TASK PROMPT. List each line of the data in which the string "Umwelt" appears.

[INPUT DATA]

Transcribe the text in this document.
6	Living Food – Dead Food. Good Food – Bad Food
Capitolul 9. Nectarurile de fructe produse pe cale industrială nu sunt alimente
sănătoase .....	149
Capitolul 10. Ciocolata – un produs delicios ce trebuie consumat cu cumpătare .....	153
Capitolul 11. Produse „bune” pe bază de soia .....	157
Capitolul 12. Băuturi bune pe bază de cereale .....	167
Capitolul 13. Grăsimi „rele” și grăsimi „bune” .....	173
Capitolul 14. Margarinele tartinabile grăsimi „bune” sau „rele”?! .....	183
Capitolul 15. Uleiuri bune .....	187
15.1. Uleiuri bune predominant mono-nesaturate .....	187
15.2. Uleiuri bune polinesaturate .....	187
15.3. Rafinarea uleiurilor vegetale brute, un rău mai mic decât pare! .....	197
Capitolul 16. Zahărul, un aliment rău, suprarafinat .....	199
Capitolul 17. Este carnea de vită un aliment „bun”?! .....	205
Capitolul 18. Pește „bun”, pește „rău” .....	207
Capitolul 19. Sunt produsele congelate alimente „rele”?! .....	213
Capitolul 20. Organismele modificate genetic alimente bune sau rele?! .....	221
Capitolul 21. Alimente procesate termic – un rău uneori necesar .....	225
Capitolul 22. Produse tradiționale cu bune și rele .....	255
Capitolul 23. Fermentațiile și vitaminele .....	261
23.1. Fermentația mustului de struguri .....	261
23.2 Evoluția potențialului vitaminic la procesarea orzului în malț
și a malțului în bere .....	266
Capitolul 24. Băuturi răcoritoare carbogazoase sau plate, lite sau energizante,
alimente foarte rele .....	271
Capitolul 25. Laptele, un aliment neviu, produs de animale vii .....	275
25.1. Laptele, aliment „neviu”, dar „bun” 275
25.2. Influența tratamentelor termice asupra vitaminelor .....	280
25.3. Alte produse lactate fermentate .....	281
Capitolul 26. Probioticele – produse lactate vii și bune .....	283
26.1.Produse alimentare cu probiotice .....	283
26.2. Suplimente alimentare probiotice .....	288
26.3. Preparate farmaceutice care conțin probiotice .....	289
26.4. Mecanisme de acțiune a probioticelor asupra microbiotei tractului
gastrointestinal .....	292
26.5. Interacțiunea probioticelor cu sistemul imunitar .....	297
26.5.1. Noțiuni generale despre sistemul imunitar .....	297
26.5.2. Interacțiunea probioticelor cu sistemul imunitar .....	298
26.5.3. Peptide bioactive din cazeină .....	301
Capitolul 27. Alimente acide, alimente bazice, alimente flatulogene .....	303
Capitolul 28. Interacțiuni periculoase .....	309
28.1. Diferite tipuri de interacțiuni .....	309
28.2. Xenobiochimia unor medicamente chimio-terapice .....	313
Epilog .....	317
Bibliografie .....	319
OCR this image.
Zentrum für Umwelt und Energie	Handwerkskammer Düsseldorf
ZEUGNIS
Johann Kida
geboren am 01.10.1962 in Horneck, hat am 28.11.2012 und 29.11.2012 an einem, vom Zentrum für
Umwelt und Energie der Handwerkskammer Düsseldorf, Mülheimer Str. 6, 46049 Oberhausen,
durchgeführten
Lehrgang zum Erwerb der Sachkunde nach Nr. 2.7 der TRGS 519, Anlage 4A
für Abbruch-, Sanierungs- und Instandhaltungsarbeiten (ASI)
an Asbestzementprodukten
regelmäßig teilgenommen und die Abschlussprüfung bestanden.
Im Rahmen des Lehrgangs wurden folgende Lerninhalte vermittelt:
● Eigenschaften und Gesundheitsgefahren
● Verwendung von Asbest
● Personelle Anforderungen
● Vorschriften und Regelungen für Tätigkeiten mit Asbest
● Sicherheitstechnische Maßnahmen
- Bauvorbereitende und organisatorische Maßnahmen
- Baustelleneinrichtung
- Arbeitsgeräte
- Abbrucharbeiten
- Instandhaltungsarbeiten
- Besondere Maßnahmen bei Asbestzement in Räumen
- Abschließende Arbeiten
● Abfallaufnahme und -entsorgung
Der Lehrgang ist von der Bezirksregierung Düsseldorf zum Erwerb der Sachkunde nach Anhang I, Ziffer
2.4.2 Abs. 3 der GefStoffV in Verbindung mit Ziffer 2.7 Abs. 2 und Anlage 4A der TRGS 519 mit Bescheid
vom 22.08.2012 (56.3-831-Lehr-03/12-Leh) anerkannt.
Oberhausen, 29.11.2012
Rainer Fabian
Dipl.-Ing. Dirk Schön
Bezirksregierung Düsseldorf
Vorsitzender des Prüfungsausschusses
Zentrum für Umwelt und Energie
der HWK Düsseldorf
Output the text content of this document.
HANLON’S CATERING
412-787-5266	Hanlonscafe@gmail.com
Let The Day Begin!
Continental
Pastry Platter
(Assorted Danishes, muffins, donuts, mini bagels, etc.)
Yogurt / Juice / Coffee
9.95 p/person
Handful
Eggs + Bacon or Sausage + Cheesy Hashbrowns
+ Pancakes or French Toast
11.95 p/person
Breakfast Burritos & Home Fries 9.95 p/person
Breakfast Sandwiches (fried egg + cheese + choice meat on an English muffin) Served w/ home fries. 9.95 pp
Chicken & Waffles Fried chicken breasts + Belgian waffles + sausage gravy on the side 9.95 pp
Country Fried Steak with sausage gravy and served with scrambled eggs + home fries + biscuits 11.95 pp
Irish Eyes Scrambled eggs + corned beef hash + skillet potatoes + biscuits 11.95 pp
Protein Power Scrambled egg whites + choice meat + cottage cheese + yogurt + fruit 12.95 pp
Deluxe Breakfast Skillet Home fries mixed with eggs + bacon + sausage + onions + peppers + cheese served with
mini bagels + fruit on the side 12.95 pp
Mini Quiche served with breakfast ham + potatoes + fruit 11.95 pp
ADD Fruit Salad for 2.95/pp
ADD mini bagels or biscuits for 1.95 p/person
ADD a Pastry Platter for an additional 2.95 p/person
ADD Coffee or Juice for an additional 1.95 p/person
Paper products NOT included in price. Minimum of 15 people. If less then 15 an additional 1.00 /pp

[/INPUT DATA]

SOLUTION TO THIS PROBLEM.
Zentrum für Umwelt und Energie	Handwerkskammer Düsseldorf
Umwelt und Energie der Handwerkskammer Düsseldorf, Mülheimer Str. 6, 46049 Oberhausen,
Zentrum für Umwelt und Energie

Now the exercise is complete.